Exercise goal: Restate the data below word for word. Skip any images it contains.

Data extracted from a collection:
● ● ● ●

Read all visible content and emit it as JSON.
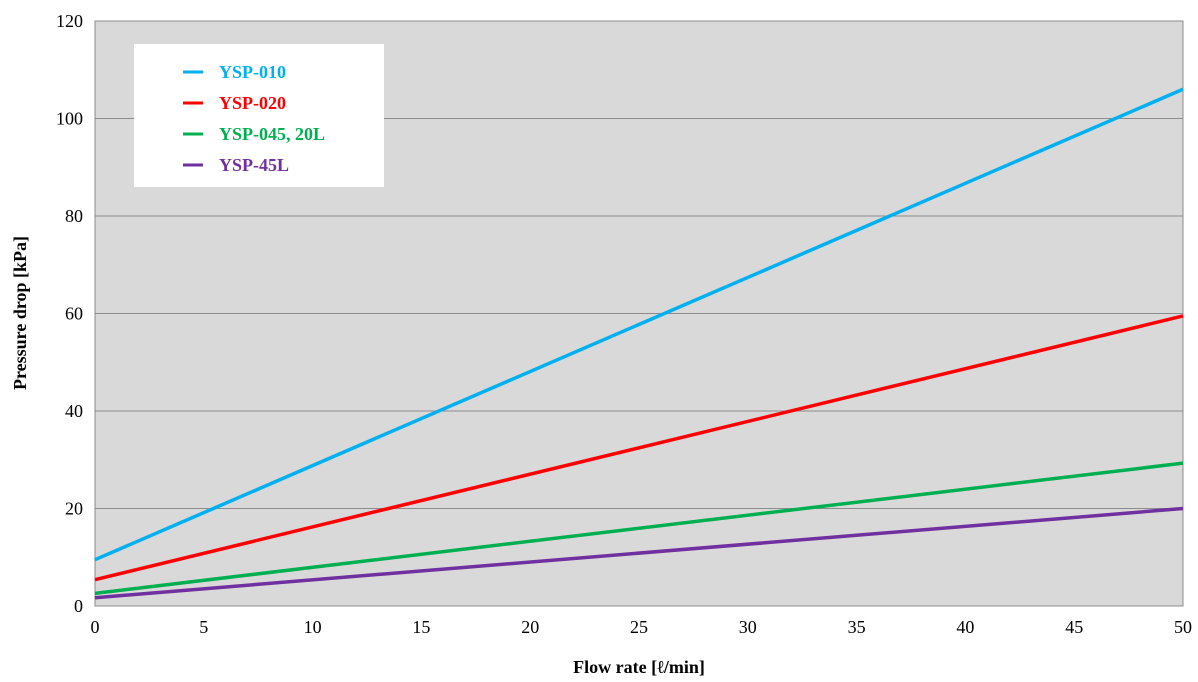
{
  "chart_data": {
    "type": "line",
    "title": "",
    "xlabel": "Flow rate [ℓ/min]",
    "ylabel": "Pressure drop [kPa]",
    "xlim": [
      0,
      50
    ],
    "ylim": [
      0,
      120
    ],
    "x_ticks": [
      0,
      5,
      10,
      15,
      20,
      25,
      30,
      35,
      40,
      45,
      50
    ],
    "y_ticks": [
      0,
      20,
      40,
      60,
      80,
      100,
      120
    ],
    "grid": "horizontal",
    "plot_background": "#d9d9d9",
    "legend_position": "top-left",
    "series": [
      {
        "name": "YSP-010",
        "color": "#00b0f0",
        "x": [
          0,
          50
        ],
        "values": [
          9.5,
          106
        ]
      },
      {
        "name": "YSP-020",
        "color": "#ff0000",
        "x": [
          0,
          50
        ],
        "values": [
          5.4,
          59.5
        ]
      },
      {
        "name": "YSP-045, 20L",
        "color": "#00b050",
        "x": [
          0,
          50
        ],
        "values": [
          2.6,
          29.3
        ]
      },
      {
        "name": "YSP-45L",
        "color": "#7030a0",
        "x": [
          0,
          50
        ],
        "values": [
          1.7,
          20
        ]
      }
    ]
  }
}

● ● ● ●

Exercise response:
Read all visible content and emit it as JSON.
{
  "chart_data": {
    "type": "line",
    "title": "",
    "xlabel": "Flow rate [ℓ/min]",
    "ylabel": "Pressure drop [kPa]",
    "xlim": [
      0,
      50
    ],
    "ylim": [
      0,
      120
    ],
    "x_ticks": [
      0,
      5,
      10,
      15,
      20,
      25,
      30,
      35,
      40,
      45,
      50
    ],
    "y_ticks": [
      0,
      20,
      40,
      60,
      80,
      100,
      120
    ],
    "grid": "horizontal",
    "plot_background": "#d9d9d9",
    "legend_position": "top-left",
    "series": [
      {
        "name": "YSP-010",
        "color": "#00b0f0",
        "x": [
          0,
          50
        ],
        "values": [
          9.5,
          106
        ]
      },
      {
        "name": "YSP-020",
        "color": "#ff0000",
        "x": [
          0,
          50
        ],
        "values": [
          5.4,
          59.5
        ]
      },
      {
        "name": "YSP-045, 20L",
        "color": "#00b050",
        "x": [
          0,
          50
        ],
        "values": [
          2.6,
          29.3
        ]
      },
      {
        "name": "YSP-45L",
        "color": "#7030a0",
        "x": [
          0,
          50
        ],
        "values": [
          1.7,
          20
        ]
      }
    ]
  }
}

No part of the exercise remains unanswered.